▶ [WORK TO COMPLETE]: Quote the whole listing word for word, please.
Start of RECORDS FOR THE TASK
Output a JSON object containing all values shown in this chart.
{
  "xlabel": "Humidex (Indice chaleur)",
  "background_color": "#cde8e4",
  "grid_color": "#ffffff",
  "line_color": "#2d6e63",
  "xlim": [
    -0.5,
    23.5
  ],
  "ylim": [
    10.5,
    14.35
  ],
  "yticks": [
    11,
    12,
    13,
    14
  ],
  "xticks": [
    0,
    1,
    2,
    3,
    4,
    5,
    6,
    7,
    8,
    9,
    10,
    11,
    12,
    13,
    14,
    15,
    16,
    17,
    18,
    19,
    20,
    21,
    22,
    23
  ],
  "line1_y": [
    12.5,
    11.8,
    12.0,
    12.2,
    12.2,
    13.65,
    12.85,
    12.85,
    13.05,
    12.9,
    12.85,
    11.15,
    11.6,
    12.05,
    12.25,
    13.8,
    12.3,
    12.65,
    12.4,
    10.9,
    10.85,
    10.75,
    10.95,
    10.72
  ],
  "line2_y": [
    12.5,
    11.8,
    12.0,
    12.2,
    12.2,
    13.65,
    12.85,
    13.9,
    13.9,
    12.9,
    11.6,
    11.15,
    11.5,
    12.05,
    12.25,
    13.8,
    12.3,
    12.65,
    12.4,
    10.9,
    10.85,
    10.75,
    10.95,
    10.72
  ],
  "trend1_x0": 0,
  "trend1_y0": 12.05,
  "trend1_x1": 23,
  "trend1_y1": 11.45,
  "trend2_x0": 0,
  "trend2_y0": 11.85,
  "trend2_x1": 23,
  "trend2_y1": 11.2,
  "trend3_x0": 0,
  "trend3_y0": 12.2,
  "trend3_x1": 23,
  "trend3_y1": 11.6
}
End of RECORDS FOR THE TASK
▶ [OUTPUT OF THE EXERCISE]:
Output a JSON object containing all values shown in this chart.
{
  "xlabel": "Humidex (Indice chaleur)",
  "background_color": "#cde8e4",
  "grid_color": "#ffffff",
  "line_color": "#2d6e63",
  "xlim": [
    -0.5,
    23.5
  ],
  "ylim": [
    10.5,
    14.35
  ],
  "yticks": [
    11,
    12,
    13,
    14
  ],
  "xticks": [
    0,
    1,
    2,
    3,
    4,
    5,
    6,
    7,
    8,
    9,
    10,
    11,
    12,
    13,
    14,
    15,
    16,
    17,
    18,
    19,
    20,
    21,
    22,
    23
  ],
  "line1_y": [
    12.5,
    11.8,
    12.0,
    12.2,
    12.2,
    13.65,
    12.85,
    12.85,
    13.05,
    12.9,
    12.85,
    11.15,
    11.6,
    12.05,
    12.25,
    13.8,
    12.3,
    12.65,
    12.4,
    10.9,
    10.85,
    10.75,
    10.95,
    10.72
  ],
  "line2_y": [
    12.5,
    11.8,
    12.0,
    12.2,
    12.2,
    13.65,
    12.85,
    13.9,
    13.9,
    12.9,
    11.6,
    11.15,
    11.5,
    12.05,
    12.25,
    13.8,
    12.3,
    12.65,
    12.4,
    10.9,
    10.85,
    10.75,
    10.95,
    10.72
  ],
  "trend1_x0": 0,
  "trend1_y0": 12.05,
  "trend1_x1": 23,
  "trend1_y1": 11.45,
  "trend2_x0": 0,
  "trend2_y0": 11.85,
  "trend2_x1": 23,
  "trend2_y1": 11.2,
  "trend3_x0": 0,
  "trend3_y0": 12.2,
  "trend3_x1": 23,
  "trend3_y1": 11.6
}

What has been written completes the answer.